Problem to work on ▸
Show all lines holding the string "гласной".

Material for this task ▸

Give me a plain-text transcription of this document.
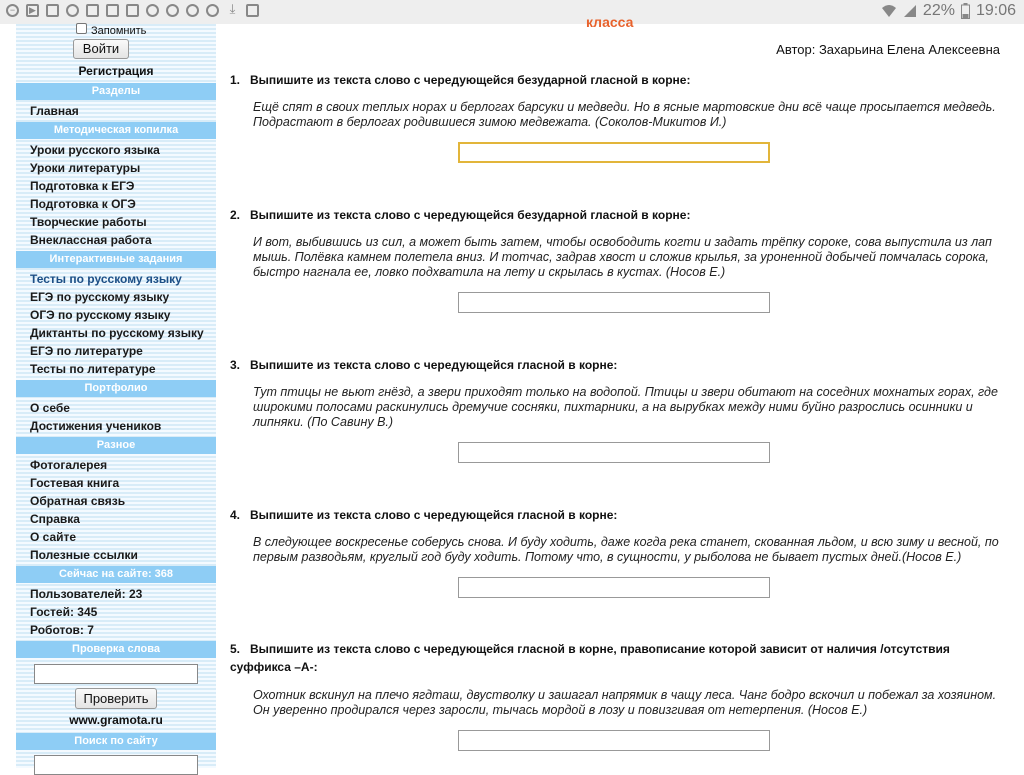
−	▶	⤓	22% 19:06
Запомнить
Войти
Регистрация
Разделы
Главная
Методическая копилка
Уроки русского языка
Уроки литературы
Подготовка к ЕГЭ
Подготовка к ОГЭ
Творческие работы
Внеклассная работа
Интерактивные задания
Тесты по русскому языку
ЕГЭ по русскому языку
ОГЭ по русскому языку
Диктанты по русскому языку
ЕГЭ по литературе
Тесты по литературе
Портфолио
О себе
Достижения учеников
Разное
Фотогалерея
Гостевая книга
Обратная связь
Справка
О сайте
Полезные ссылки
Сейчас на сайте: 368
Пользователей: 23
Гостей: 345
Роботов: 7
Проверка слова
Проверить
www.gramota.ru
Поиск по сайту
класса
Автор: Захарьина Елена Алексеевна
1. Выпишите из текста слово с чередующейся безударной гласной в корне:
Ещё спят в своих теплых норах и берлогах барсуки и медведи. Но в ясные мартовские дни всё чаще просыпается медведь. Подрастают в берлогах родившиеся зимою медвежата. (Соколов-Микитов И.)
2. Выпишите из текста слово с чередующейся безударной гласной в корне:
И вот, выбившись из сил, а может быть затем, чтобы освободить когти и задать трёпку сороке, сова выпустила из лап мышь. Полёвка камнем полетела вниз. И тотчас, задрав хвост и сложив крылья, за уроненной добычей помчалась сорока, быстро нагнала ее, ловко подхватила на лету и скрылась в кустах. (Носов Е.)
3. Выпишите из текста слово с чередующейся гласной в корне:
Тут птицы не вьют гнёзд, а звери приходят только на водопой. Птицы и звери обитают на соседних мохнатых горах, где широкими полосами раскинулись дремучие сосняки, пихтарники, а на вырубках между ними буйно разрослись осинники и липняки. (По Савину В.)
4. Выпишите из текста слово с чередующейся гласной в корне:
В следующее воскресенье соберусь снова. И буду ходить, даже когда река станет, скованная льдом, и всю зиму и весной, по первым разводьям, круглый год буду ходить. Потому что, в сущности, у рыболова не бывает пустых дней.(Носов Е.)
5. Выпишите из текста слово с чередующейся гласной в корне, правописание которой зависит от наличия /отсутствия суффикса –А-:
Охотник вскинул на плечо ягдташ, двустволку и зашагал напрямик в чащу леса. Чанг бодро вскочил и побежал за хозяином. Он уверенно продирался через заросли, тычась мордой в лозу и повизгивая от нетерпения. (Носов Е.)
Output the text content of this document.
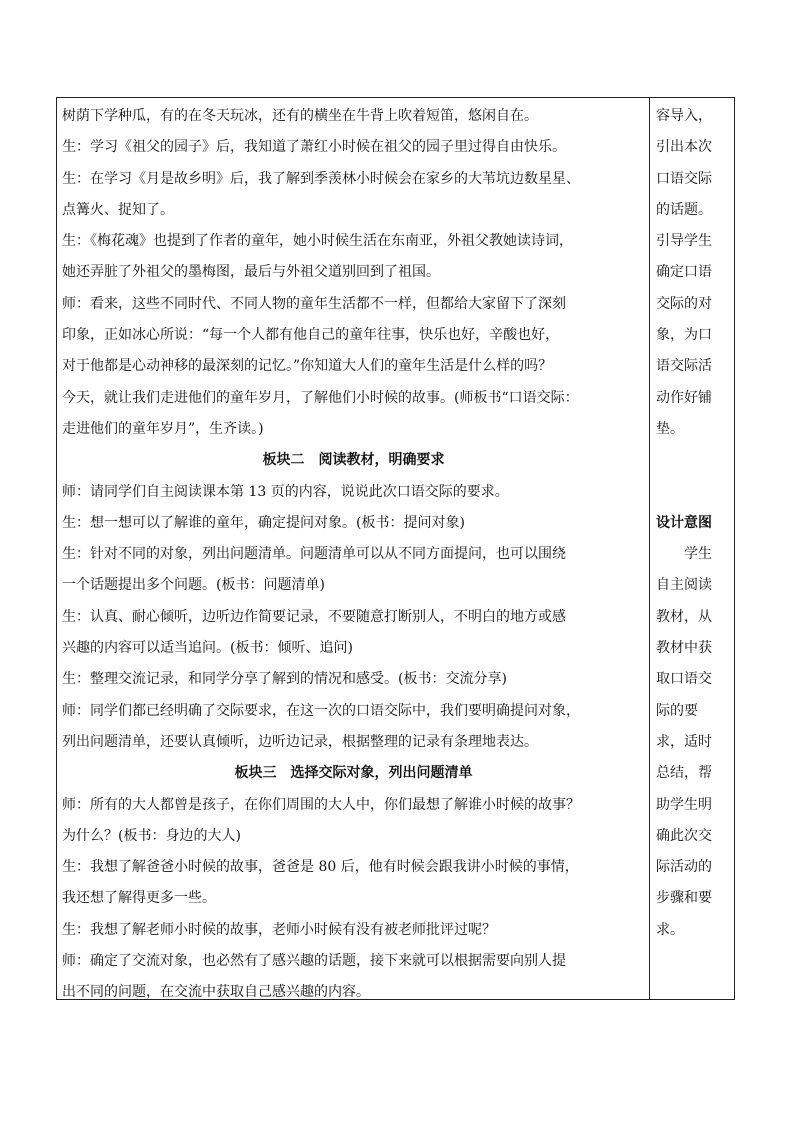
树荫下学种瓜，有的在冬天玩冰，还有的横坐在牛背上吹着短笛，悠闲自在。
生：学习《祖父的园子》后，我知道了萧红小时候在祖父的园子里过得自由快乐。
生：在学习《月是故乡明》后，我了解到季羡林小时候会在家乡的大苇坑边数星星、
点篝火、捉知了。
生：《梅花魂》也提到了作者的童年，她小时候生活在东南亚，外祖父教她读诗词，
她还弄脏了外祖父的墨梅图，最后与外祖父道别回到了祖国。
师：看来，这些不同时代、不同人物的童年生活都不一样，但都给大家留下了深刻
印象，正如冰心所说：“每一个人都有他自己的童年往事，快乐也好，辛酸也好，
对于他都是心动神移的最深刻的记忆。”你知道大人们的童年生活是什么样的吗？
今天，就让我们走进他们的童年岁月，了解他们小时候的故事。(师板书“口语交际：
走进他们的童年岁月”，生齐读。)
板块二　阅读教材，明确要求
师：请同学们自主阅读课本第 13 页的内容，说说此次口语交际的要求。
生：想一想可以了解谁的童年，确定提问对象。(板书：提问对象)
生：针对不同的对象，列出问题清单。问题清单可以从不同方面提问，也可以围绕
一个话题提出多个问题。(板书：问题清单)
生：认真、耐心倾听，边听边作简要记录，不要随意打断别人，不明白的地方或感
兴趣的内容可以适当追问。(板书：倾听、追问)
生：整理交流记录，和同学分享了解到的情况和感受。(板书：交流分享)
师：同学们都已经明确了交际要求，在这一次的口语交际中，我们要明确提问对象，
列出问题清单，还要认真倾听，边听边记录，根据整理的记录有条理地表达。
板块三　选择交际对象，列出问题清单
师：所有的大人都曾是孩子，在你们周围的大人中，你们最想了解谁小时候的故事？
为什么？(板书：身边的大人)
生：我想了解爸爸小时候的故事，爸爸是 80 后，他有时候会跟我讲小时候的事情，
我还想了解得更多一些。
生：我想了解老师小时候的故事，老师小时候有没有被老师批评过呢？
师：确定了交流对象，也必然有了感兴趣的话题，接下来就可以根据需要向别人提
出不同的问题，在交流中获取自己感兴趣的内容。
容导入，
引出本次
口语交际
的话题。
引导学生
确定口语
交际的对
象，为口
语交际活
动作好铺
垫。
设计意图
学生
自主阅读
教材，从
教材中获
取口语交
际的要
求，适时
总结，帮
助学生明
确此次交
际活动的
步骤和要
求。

Answer to this task ▸
1. Выпишите из текста слово с чередующейся безударной гласной в корне:
2. Выпишите из текста слово с чередующейся безударной гласной в корне:
3. Выпишите из текста слово с чередующейся гласной в корне:
4. Выпишите из текста слово с чередующейся гласной в корне:
5. Выпишите из текста слово с чередующейся гласной в корне, правописание которой зависит от наличия /отсутствия суффикса –А-:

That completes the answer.